- _Problem to work on_: Your task is to transcribe the records exactly, skipping every image.

=-=-=-=-=

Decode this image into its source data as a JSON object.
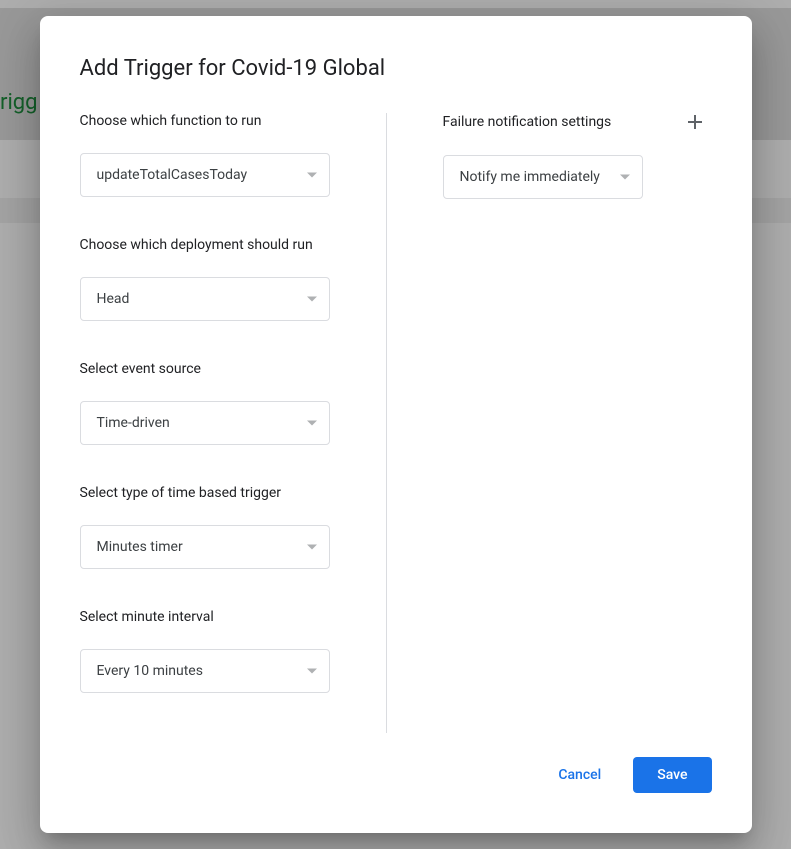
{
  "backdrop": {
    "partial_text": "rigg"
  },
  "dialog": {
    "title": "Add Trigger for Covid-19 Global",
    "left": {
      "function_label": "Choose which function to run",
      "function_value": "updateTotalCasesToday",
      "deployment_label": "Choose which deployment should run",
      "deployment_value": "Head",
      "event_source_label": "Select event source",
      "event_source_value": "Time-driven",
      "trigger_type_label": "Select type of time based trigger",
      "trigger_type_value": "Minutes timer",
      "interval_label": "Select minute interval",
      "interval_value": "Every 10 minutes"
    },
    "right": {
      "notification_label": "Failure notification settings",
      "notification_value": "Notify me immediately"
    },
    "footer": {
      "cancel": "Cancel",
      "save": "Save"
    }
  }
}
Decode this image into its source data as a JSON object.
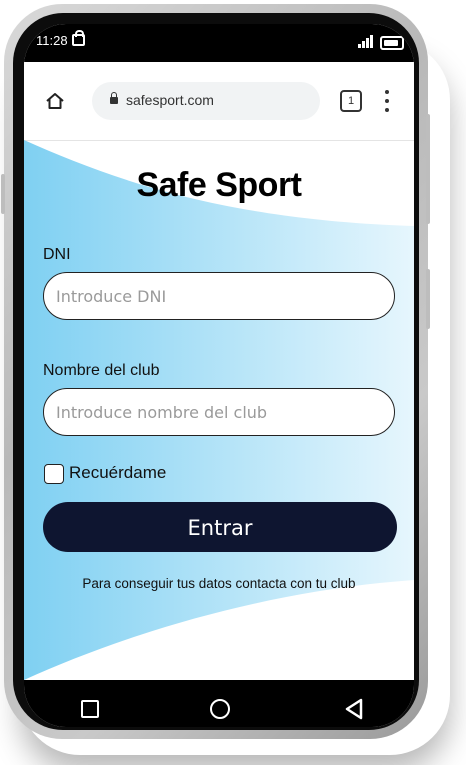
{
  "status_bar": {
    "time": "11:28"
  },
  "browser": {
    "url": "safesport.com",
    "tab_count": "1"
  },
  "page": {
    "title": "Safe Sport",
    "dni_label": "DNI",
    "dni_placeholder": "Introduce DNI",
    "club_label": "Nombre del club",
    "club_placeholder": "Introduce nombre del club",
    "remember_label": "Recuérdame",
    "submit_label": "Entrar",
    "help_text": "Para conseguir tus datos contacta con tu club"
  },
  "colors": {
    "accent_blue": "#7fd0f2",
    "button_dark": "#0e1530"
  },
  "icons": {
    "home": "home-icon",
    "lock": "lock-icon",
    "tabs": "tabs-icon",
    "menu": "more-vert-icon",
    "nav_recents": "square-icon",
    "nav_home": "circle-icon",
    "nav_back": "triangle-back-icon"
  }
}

=-=-=-=-=

- _Written answer_:
Decode this image into its source data as a JSON object.
{
  "backdrop": {
    "partial_text": "rigg"
  },
  "dialog": {
    "title": "Add Trigger for Covid-19 Global",
    "left": {
      "function_label": "Choose which function to run",
      "function_value": "updateTotalCasesToday",
      "deployment_label": "Choose which deployment should run",
      "deployment_value": "Head",
      "event_source_label": "Select event source",
      "event_source_value": "Time-driven",
      "trigger_type_label": "Select type of time based trigger",
      "trigger_type_value": "Minutes timer",
      "interval_label": "Select minute interval",
      "interval_value": "Every 10 minutes"
    },
    "right": {
      "notification_label": "Failure notification settings",
      "notification_value": "Notify me immediately"
    },
    "footer": {
      "cancel": "Cancel",
      "save": "Save"
    }
  }
}
Decode this image into its source data as a JSON object.
{
  "status_bar": {
    "time": "11:28"
  },
  "browser": {
    "url": "safesport.com",
    "tab_count": "1"
  },
  "page": {
    "title": "Safe Sport",
    "dni_label": "DNI",
    "dni_placeholder": "Introduce DNI",
    "club_label": "Nombre del club",
    "club_placeholder": "Introduce nombre del club",
    "remember_label": "Recuérdame",
    "submit_label": "Entrar",
    "help_text": "Para conseguir tus datos contacta con tu club"
  },
  "colors": {
    "accent_blue": "#7fd0f2",
    "button_dark": "#0e1530"
  },
  "icons": {
    "home": "home-icon",
    "lock": "lock-icon",
    "tabs": "tabs-icon",
    "menu": "more-vert-icon",
    "nav_recents": "square-icon",
    "nav_home": "circle-icon",
    "nav_back": "triangle-back-icon"
  }
}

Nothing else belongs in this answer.